Task: Your task is to transcribe all of the records exactly and leave out the pictures.

Dataset items:

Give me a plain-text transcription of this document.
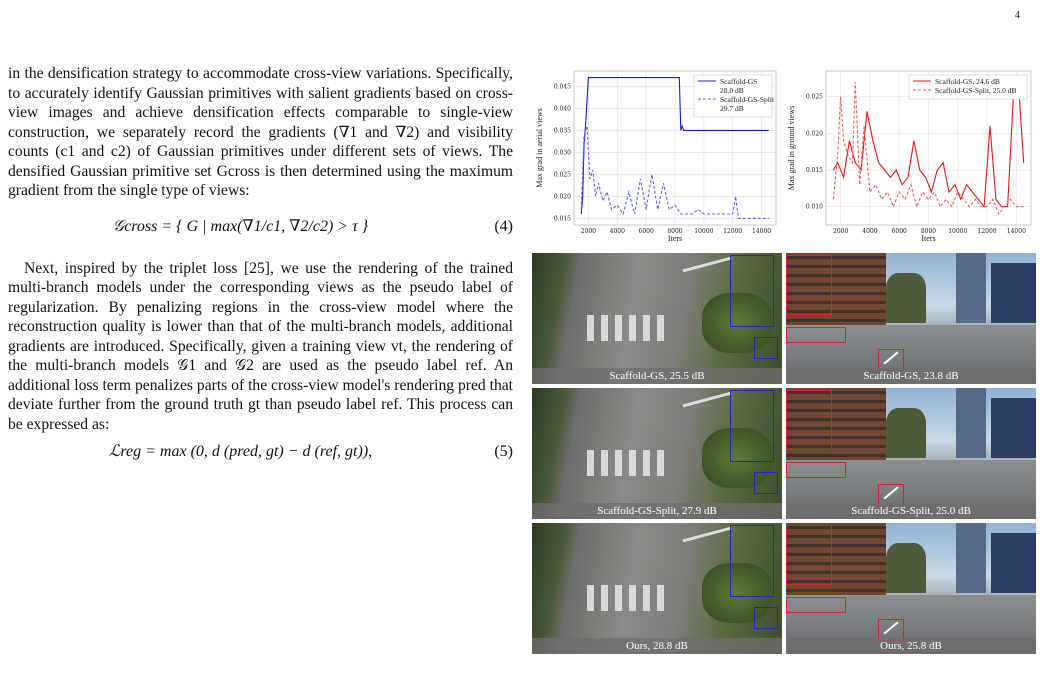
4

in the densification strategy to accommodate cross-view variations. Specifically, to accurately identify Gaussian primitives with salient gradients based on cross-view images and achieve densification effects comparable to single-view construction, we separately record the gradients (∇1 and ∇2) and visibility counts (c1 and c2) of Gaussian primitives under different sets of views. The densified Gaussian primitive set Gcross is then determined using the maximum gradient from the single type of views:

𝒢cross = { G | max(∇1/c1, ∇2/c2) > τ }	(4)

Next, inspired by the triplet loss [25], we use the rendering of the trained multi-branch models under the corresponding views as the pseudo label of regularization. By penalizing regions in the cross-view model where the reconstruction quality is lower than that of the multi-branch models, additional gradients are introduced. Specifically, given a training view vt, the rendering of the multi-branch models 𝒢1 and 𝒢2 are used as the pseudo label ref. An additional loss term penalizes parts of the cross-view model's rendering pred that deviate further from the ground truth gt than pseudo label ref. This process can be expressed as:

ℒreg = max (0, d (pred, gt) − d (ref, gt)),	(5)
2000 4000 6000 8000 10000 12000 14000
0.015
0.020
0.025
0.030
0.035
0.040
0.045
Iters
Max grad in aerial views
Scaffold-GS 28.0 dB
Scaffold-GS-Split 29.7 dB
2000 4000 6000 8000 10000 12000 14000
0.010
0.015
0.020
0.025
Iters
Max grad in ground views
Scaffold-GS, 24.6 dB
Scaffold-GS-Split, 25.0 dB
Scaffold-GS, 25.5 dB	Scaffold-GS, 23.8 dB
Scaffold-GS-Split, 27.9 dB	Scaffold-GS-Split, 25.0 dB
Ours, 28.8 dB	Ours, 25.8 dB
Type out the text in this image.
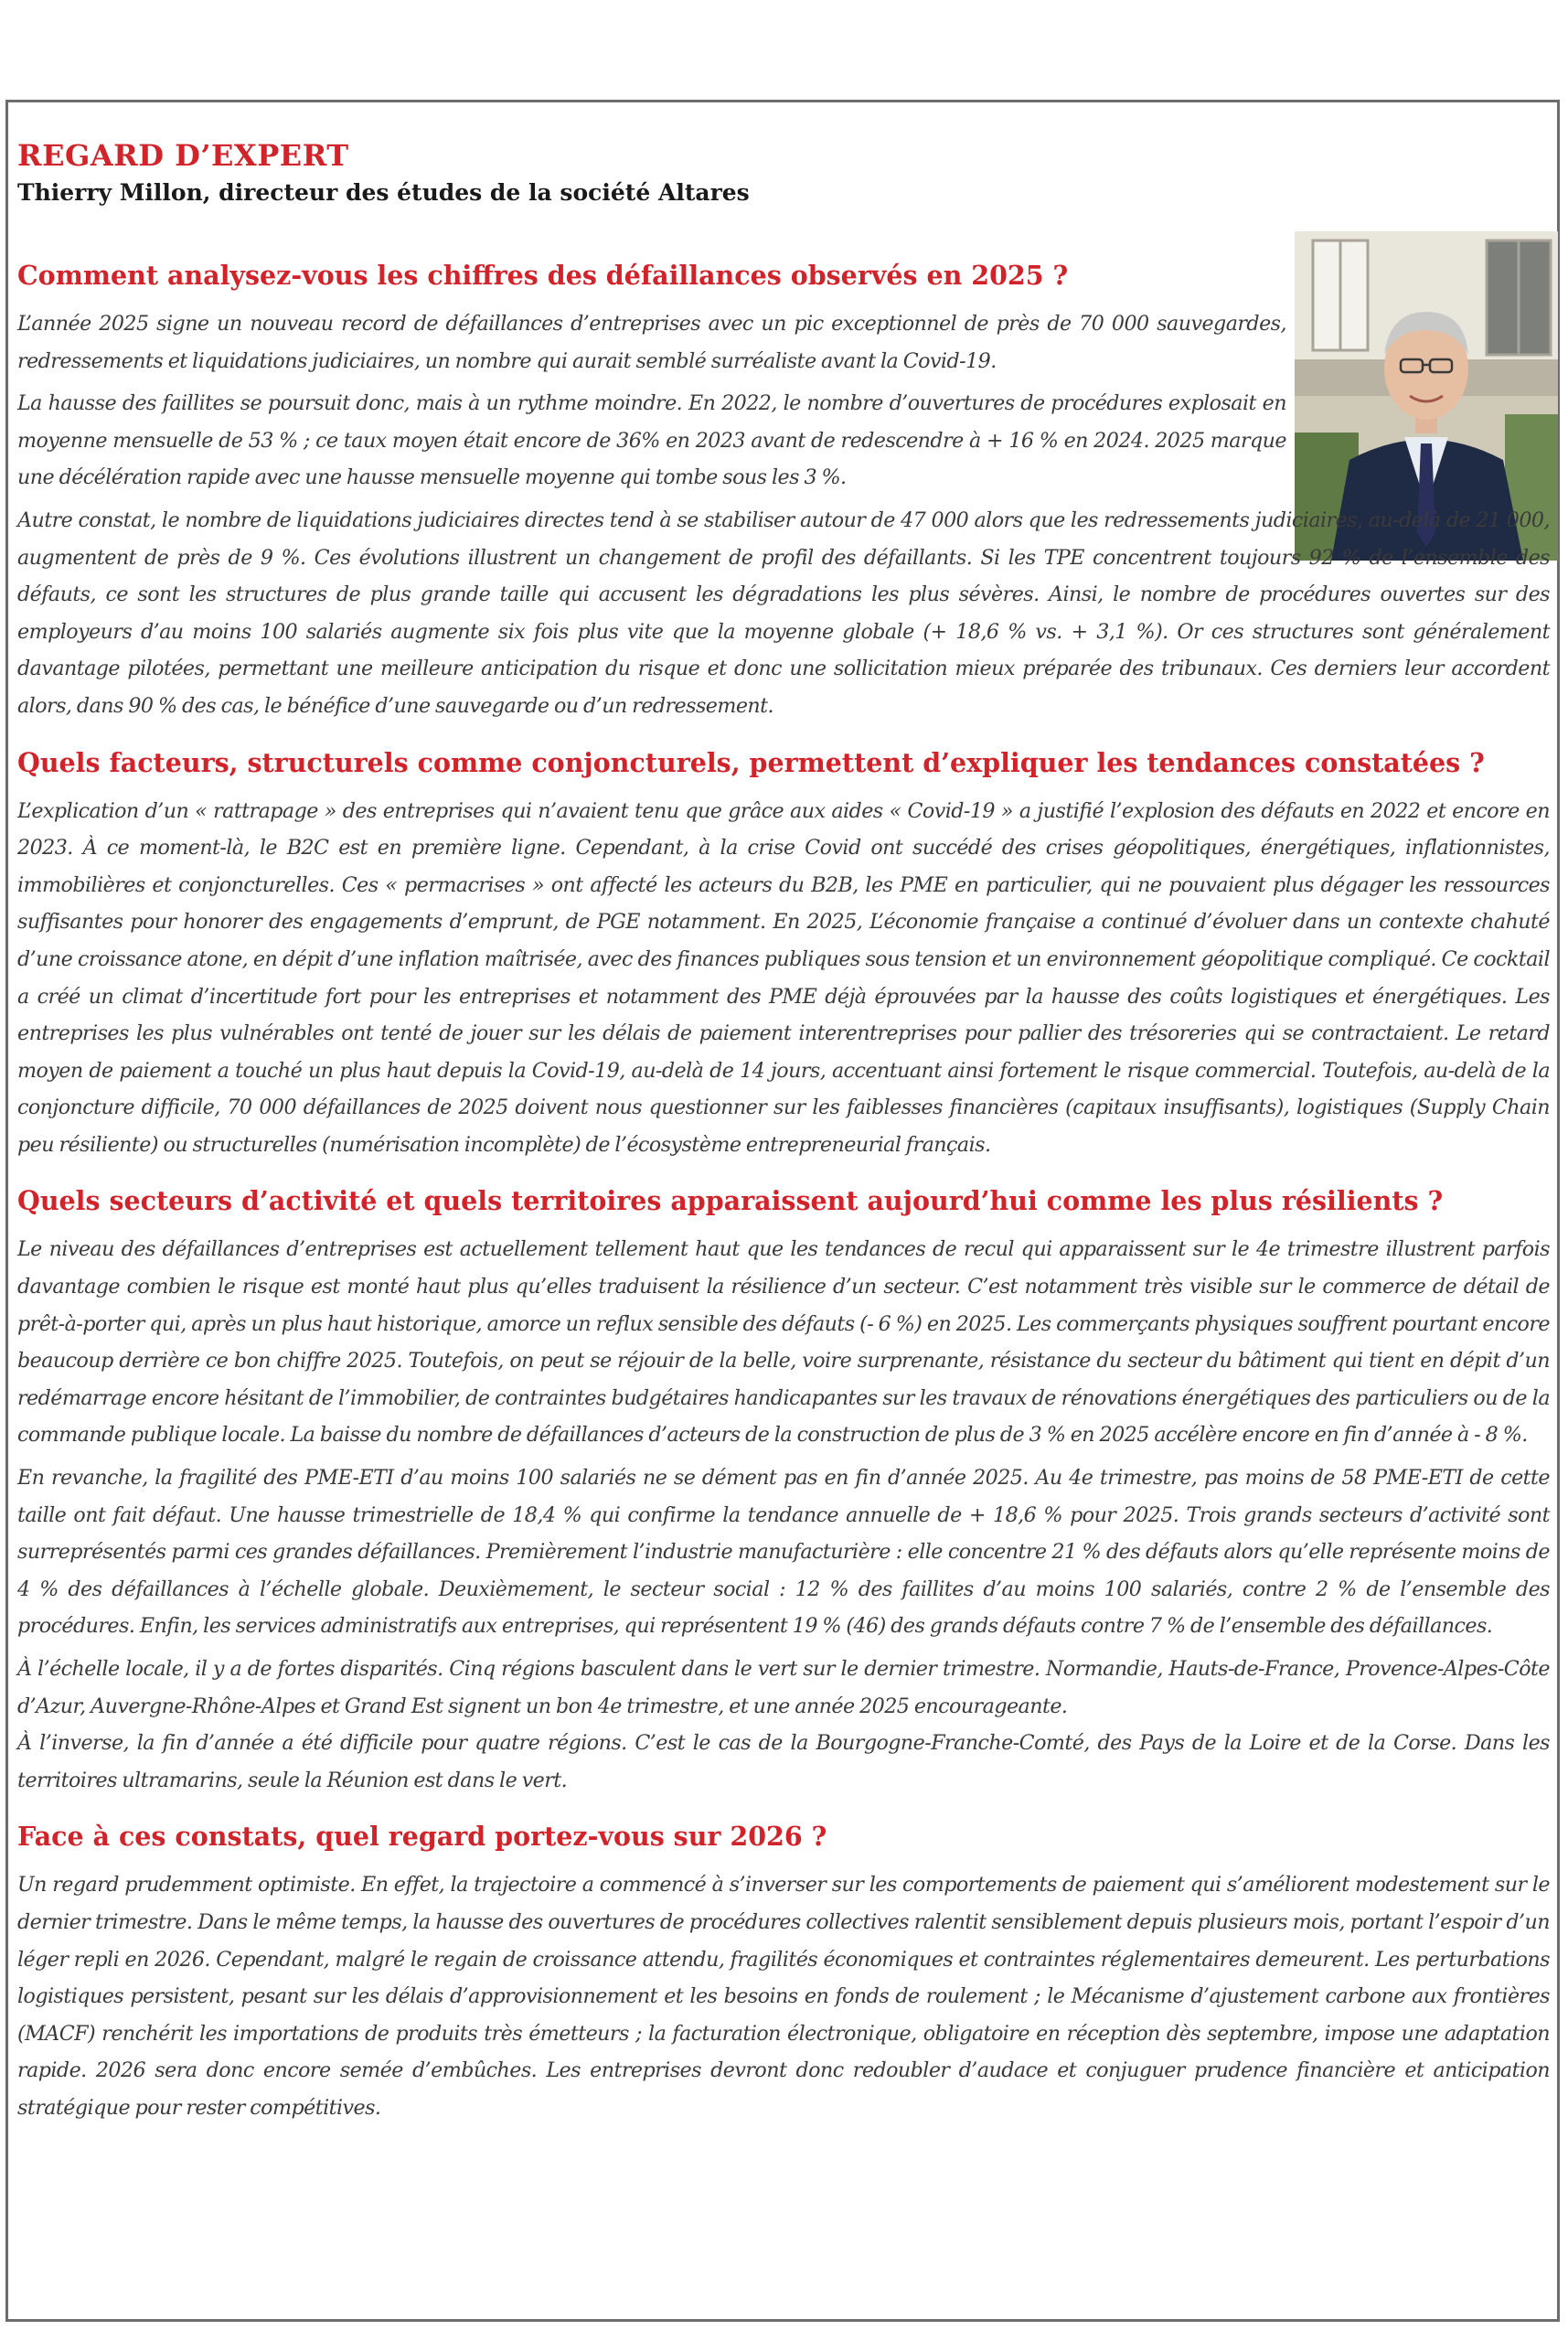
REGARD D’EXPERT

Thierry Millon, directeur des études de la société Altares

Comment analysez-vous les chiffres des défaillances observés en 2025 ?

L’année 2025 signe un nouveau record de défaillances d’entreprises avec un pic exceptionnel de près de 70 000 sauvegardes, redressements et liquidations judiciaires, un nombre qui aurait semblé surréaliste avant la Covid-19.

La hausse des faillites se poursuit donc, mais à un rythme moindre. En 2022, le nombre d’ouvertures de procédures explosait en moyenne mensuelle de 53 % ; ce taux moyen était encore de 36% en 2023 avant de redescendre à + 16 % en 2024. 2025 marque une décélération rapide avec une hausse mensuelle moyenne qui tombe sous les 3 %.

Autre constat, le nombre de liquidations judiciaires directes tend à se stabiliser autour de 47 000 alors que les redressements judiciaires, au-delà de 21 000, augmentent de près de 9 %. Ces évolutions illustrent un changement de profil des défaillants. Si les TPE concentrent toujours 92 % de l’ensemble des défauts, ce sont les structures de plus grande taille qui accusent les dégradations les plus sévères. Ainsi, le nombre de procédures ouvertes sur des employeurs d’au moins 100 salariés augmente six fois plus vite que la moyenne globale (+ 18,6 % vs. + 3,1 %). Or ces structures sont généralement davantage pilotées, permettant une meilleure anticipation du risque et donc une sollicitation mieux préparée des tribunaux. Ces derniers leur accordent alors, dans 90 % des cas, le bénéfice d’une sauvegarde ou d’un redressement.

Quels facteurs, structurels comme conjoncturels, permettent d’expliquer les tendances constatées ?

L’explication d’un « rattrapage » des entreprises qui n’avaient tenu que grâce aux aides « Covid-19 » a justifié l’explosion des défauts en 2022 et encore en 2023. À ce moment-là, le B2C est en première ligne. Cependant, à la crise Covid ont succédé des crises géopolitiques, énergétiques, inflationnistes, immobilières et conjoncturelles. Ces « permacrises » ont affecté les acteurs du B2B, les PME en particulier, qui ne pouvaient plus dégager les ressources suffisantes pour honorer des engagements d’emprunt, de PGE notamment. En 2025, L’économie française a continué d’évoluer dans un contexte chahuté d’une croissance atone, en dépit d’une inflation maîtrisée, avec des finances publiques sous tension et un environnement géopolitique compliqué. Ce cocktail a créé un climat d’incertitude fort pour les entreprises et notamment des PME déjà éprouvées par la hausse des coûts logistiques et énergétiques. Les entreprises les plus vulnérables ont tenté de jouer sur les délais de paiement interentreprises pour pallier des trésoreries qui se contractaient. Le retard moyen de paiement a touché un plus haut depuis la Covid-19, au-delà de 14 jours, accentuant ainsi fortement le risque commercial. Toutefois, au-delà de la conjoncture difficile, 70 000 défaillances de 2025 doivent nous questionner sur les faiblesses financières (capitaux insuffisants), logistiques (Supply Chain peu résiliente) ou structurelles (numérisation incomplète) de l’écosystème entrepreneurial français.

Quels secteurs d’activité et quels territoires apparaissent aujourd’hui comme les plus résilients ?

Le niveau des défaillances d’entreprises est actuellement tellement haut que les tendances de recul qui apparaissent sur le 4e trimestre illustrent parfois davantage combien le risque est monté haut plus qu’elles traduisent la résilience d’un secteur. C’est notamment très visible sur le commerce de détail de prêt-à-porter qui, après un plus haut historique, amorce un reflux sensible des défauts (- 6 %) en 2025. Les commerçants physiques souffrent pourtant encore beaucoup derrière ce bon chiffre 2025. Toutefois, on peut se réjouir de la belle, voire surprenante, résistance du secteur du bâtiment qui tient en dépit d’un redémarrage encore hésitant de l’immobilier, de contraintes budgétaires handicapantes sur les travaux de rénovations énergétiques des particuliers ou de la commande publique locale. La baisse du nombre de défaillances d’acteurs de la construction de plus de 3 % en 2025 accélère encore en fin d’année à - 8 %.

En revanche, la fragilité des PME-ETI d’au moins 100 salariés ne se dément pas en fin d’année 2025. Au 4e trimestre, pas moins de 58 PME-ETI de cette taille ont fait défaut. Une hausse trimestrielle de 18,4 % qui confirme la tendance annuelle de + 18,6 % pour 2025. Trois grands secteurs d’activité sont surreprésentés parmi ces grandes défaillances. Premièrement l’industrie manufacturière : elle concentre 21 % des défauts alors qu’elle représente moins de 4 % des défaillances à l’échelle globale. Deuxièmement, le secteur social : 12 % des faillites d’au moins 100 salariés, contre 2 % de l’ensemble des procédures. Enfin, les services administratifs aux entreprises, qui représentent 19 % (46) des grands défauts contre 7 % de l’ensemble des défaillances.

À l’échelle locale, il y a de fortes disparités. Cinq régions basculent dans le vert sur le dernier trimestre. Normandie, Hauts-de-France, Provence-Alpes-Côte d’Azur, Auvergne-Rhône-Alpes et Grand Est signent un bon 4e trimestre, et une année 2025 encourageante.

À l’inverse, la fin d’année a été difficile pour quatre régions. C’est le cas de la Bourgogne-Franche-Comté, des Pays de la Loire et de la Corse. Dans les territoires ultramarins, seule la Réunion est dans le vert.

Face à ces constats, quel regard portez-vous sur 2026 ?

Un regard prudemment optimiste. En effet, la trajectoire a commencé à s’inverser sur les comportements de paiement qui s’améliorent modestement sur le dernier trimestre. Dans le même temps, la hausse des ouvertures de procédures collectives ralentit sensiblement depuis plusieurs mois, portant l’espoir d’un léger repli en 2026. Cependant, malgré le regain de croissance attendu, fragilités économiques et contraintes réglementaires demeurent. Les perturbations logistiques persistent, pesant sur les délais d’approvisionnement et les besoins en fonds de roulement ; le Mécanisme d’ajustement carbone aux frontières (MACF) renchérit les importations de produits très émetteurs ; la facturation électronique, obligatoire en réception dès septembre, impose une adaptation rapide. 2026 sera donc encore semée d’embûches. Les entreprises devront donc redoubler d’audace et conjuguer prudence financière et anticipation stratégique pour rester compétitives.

Solution to the exercise:
Give me a plain-text transcription of this document.
4

in the densification strategy to accommodate cross-view variations. Specifically, to accurately identify Gaussian primitives with salient gradients based on cross-view images and achieve densification effects comparable to single-view construction, we separately record the gradients (∇1 and ∇2) and visibility counts (c1 and c2) of Gaussian primitives under different sets of views. The densified Gaussian primitive set Gcross is then determined using the maximum gradient from the single type of views:

𝒢cross = { G | max(∇1/c1, ∇2/c2) > τ }	(4)

Next, inspired by the triplet loss [25], we use the rendering of the trained multi-branch models under the corresponding views as the pseudo label of regularization. By penalizing regions in the cross-view model where the reconstruction quality is lower than that of the multi-branch models, additional gradients are introduced. Specifically, given a training view vt, the rendering of the multi-branch models 𝒢1 and 𝒢2 are used as the pseudo label ref. An additional loss term penalizes parts of the cross-view model's rendering pred that deviate further from the ground truth gt than pseudo label ref. This process can be expressed as:

ℒreg = max (0, d (pred, gt) − d (ref, gt)),	(5)
2000 4000 6000 8000 10000 12000 14000
0.015
0.020
0.025
0.030
0.035
0.040
0.045
Iters
Max grad in aerial views
Scaffold-GS 28.0 dB
Scaffold-GS-Split 29.7 dB
2000 4000 6000 8000 10000 12000 14000
0.010
0.015
0.020
0.025
Iters
Max grad in ground views
Scaffold-GS, 24.6 dB
Scaffold-GS-Split, 25.0 dB
Scaffold-GS, 25.5 dB	Scaffold-GS, 23.8 dB
Scaffold-GS-Split, 27.9 dB	Scaffold-GS-Split, 25.0 dB
Ours, 28.8 dB	Ours, 25.8 dB
Type out the text in this image.
REGARD D’EXPERT

Thierry Millon, directeur des études de la société Altares

Comment analysez-vous les chiffres des défaillances observés en 2025 ?

L’année 2025 signe un nouveau record de défaillances d’entreprises avec un pic exceptionnel de près de 70 000 sauvegardes, redressements et liquidations judiciaires, un nombre qui aurait semblé surréaliste avant la Covid-19.

La hausse des faillites se poursuit donc, mais à un rythme moindre. En 2022, le nombre d’ouvertures de procédures explosait en moyenne mensuelle de 53 % ; ce taux moyen était encore de 36% en 2023 avant de redescendre à + 16 % en 2024. 2025 marque une décélération rapide avec une hausse mensuelle moyenne qui tombe sous les 3 %.

Autre constat, le nombre de liquidations judiciaires directes tend à se stabiliser autour de 47 000 alors que les redressements judiciaires, au-delà de 21 000, augmentent de près de 9 %. Ces évolutions illustrent un changement de profil des défaillants. Si les TPE concentrent toujours 92 % de l’ensemble des défauts, ce sont les structures de plus grande taille qui accusent les dégradations les plus sévères. Ainsi, le nombre de procédures ouvertes sur des employeurs d’au moins 100 salariés augmente six fois plus vite que la moyenne globale (+ 18,6 % vs. + 3,1 %). Or ces structures sont généralement davantage pilotées, permettant une meilleure anticipation du risque et donc une sollicitation mieux préparée des tribunaux. Ces derniers leur accordent alors, dans 90 % des cas, le bénéfice d’une sauvegarde ou d’un redressement.

Quels facteurs, structurels comme conjoncturels, permettent d’expliquer les tendances constatées ?

L’explication d’un « rattrapage » des entreprises qui n’avaient tenu que grâce aux aides « Covid-19 » a justifié l’explosion des défauts en 2022 et encore en 2023. À ce moment-là, le B2C est en première ligne. Cependant, à la crise Covid ont succédé des crises géopolitiques, énergétiques, inflationnistes, immobilières et conjoncturelles. Ces « permacrises » ont affecté les acteurs du B2B, les PME en particulier, qui ne pouvaient plus dégager les ressources suffisantes pour honorer des engagements d’emprunt, de PGE notamment. En 2025, L’économie française a continué d’évoluer dans un contexte chahuté d’une croissance atone, en dépit d’une inflation maîtrisée, avec des finances publiques sous tension et un environnement géopolitique compliqué. Ce cocktail a créé un climat d’incertitude fort pour les entreprises et notamment des PME déjà éprouvées par la hausse des coûts logistiques et énergétiques. Les entreprises les plus vulnérables ont tenté de jouer sur les délais de paiement interentreprises pour pallier des trésoreries qui se contractaient. Le retard moyen de paiement a touché un plus haut depuis la Covid-19, au-delà de 14 jours, accentuant ainsi fortement le risque commercial. Toutefois, au-delà de la conjoncture difficile, 70 000 défaillances de 2025 doivent nous questionner sur les faiblesses financières (capitaux insuffisants), logistiques (Supply Chain peu résiliente) ou structurelles (numérisation incomplète) de l’écosystème entrepreneurial français.

Quels secteurs d’activité et quels territoires apparaissent aujourd’hui comme les plus résilients ?

Le niveau des défaillances d’entreprises est actuellement tellement haut que les tendances de recul qui apparaissent sur le 4e trimestre illustrent parfois davantage combien le risque est monté haut plus qu’elles traduisent la résilience d’un secteur. C’est notamment très visible sur le commerce de détail de prêt-à-porter qui, après un plus haut historique, amorce un reflux sensible des défauts (- 6 %) en 2025. Les commerçants physiques souffrent pourtant encore beaucoup derrière ce bon chiffre 2025. Toutefois, on peut se réjouir de la belle, voire surprenante, résistance du secteur du bâtiment qui tient en dépit d’un redémarrage encore hésitant de l’immobilier, de contraintes budgétaires handicapantes sur les travaux de rénovations énergétiques des particuliers ou de la commande publique locale. La baisse du nombre de défaillances d’acteurs de la construction de plus de 3 % en 2025 accélère encore en fin d’année à - 8 %.

En revanche, la fragilité des PME-ETI d’au moins 100 salariés ne se dément pas en fin d’année 2025. Au 4e trimestre, pas moins de 58 PME-ETI de cette taille ont fait défaut. Une hausse trimestrielle de 18,4 % qui confirme la tendance annuelle de + 18,6 % pour 2025. Trois grands secteurs d’activité sont surreprésentés parmi ces grandes défaillances. Premièrement l’industrie manufacturière : elle concentre 21 % des défauts alors qu’elle représente moins de 4 % des défaillances à l’échelle globale. Deuxièmement, le secteur social : 12 % des faillites d’au moins 100 salariés, contre 2 % de l’ensemble des procédures. Enfin, les services administratifs aux entreprises, qui représentent 19 % (46) des grands défauts contre 7 % de l’ensemble des défaillances.

À l’échelle locale, il y a de fortes disparités. Cinq régions basculent dans le vert sur le dernier trimestre. Normandie, Hauts-de-France, Provence-Alpes-Côte d’Azur, Auvergne-Rhône-Alpes et Grand Est signent un bon 4e trimestre, et une année 2025 encourageante.

À l’inverse, la fin d’année a été difficile pour quatre régions. C’est le cas de la Bourgogne-Franche-Comté, des Pays de la Loire et de la Corse. Dans les territoires ultramarins, seule la Réunion est dans le vert.

Face à ces constats, quel regard portez-vous sur 2026 ?

Un regard prudemment optimiste. En effet, la trajectoire a commencé à s’inverser sur les comportements de paiement qui s’améliorent modestement sur le dernier trimestre. Dans le même temps, la hausse des ouvertures de procédures collectives ralentit sensiblement depuis plusieurs mois, portant l’espoir d’un léger repli en 2026. Cependant, malgré le regain de croissance attendu, fragilités économiques et contraintes réglementaires demeurent. Les perturbations logistiques persistent, pesant sur les délais d’approvisionnement et les besoins en fonds de roulement ; le Mécanisme d’ajustement carbone aux frontières (MACF) renchérit les importations de produits très émetteurs ; la facturation électronique, obligatoire en réception dès septembre, impose une adaptation rapide. 2026 sera donc encore semée d’embûches. Les entreprises devront donc redoubler d’audace et conjuguer prudence financière et anticipation stratégique pour rester compétitives.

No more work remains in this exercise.